• DIRECTION: Every line below must be reproduced exactly. Copy them all.

-- begin --

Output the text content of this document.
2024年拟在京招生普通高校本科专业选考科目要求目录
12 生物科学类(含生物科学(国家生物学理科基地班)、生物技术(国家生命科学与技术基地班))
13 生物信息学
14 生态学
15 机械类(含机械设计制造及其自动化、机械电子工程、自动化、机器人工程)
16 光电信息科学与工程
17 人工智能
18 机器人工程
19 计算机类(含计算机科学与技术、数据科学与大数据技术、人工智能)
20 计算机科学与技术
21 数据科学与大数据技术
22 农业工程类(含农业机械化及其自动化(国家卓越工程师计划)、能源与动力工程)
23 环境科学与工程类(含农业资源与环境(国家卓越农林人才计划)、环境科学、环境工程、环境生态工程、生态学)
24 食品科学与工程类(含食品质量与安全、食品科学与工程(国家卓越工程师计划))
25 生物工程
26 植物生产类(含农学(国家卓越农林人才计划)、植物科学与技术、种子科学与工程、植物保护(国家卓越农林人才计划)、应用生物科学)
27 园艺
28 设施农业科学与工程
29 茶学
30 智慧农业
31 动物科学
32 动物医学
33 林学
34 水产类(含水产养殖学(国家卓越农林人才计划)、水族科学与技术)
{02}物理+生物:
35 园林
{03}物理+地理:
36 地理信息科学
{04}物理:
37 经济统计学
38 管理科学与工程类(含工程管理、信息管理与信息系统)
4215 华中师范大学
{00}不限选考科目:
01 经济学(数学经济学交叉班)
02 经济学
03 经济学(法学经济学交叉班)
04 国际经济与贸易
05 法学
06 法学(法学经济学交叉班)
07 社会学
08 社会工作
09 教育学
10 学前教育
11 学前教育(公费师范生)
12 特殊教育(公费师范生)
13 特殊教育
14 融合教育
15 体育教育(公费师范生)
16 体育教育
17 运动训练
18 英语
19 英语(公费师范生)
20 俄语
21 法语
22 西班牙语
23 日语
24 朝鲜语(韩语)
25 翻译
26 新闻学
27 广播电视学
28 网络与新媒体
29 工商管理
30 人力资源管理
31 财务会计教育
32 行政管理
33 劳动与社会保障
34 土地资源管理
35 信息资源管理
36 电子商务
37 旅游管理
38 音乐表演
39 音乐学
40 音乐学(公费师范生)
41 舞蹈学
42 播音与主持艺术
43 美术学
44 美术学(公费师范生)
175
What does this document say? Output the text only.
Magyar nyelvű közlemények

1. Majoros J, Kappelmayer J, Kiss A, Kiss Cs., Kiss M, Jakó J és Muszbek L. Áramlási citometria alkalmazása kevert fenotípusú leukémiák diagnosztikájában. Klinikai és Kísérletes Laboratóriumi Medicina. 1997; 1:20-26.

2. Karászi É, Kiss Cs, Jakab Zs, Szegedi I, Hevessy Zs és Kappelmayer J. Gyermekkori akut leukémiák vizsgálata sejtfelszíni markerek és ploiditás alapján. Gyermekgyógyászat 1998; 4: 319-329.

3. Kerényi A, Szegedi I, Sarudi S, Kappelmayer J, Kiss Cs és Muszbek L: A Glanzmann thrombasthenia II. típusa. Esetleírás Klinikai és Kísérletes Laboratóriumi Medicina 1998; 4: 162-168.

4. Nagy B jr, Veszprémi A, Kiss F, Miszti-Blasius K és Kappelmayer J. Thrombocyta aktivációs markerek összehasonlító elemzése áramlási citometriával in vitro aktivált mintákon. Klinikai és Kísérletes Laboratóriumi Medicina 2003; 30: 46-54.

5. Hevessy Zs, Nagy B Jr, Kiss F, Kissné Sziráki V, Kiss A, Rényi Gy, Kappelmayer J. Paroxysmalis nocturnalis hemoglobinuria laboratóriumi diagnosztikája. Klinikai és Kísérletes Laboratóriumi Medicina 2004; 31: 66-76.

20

-- end --

• CORRECT OUTPUT:
Output the text content of this document.
2024年拟在京招生普通高校本科专业选考科目要求目录
12 生物科学类(含生物科学(国家生物学理科基地班)、生物技术(国家生命科学与技术基地班))
13 生物信息学
14 生态学
15 机械类(含机械设计制造及其自动化、机械电子工程、自动化、机器人工程)
16 光电信息科学与工程
17 人工智能
18 机器人工程
19 计算机类(含计算机科学与技术、数据科学与大数据技术、人工智能)
20 计算机科学与技术
21 数据科学与大数据技术
22 农业工程类(含农业机械化及其自动化(国家卓越工程师计划)、能源与动力工程)
23 环境科学与工程类(含农业资源与环境(国家卓越农林人才计划)、环境科学、环境工程、环境生态工程、生态学)
24 食品科学与工程类(含食品质量与安全、食品科学与工程(国家卓越工程师计划))
25 生物工程
26 植物生产类(含农学(国家卓越农林人才计划)、植物科学与技术、种子科学与工程、植物保护(国家卓越农林人才计划)、应用生物科学)
27 园艺
28 设施农业科学与工程
29 茶学
30 智慧农业
31 动物科学
32 动物医学
33 林学
34 水产类(含水产养殖学(国家卓越农林人才计划)、水族科学与技术)
{02}物理+生物:
35 园林
{03}物理+地理:
36 地理信息科学
{04}物理:
37 经济统计学
38 管理科学与工程类(含工程管理、信息管理与信息系统)
4215 华中师范大学
{00}不限选考科目:
01 经济学(数学经济学交叉班)
02 经济学
03 经济学(法学经济学交叉班)
04 国际经济与贸易
05 法学
06 法学(法学经济学交叉班)
07 社会学
08 社会工作
09 教育学
10 学前教育
11 学前教育(公费师范生)
12 特殊教育(公费师范生)
13 特殊教育
14 融合教育
15 体育教育(公费师范生)
16 体育教育
17 运动训练
18 英语
19 英语(公费师范生)
20 俄语
21 法语
22 西班牙语
23 日语
24 朝鲜语(韩语)
25 翻译
26 新闻学
27 广播电视学
28 网络与新媒体
29 工商管理
30 人力资源管理
31 财务会计教育
32 行政管理
33 劳动与社会保障
34 土地资源管理
35 信息资源管理
36 电子商务
37 旅游管理
38 音乐表演
39 音乐学
40 音乐学(公费师范生)
41 舞蹈学
42 播音与主持艺术
43 美术学
44 美术学(公费师范生)
175
What does this document say? Output the text only.
Magyar nyelvű közlemények

1. Majoros J, Kappelmayer J, Kiss A, Kiss Cs., Kiss M, Jakó J és Muszbek L. Áramlási citometria alkalmazása kevert fenotípusú leukémiák diagnosztikájában. Klinikai és Kísérletes Laboratóriumi Medicina. 1997; 1:20-26.

2. Karászi É, Kiss Cs, Jakab Zs, Szegedi I, Hevessy Zs és Kappelmayer J. Gyermekkori akut leukémiák vizsgálata sejtfelszíni markerek és ploiditás alapján. Gyermekgyógyászat 1998; 4: 319-329.

3. Kerényi A, Szegedi I, Sarudi S, Kappelmayer J, Kiss Cs és Muszbek L: A Glanzmann thrombasthenia II. típusa. Esetleírás Klinikai és Kísérletes Laboratóriumi Medicina 1998; 4: 162-168.

4. Nagy B jr, Veszprémi A, Kiss F, Miszti-Blasius K és Kappelmayer J. Thrombocyta aktivációs markerek összehasonlító elemzése áramlási citometriával in vitro aktivált mintákon. Klinikai és Kísérletes Laboratóriumi Medicina 2003; 30: 46-54.

5. Hevessy Zs, Nagy B Jr, Kiss F, Kissné Sziráki V, Kiss A, Rényi Gy, Kappelmayer J. Paroxysmalis nocturnalis hemoglobinuria laboratóriumi diagnosztikája. Klinikai és Kísérletes Laboratóriumi Medicina 2004; 31: 66-76.

20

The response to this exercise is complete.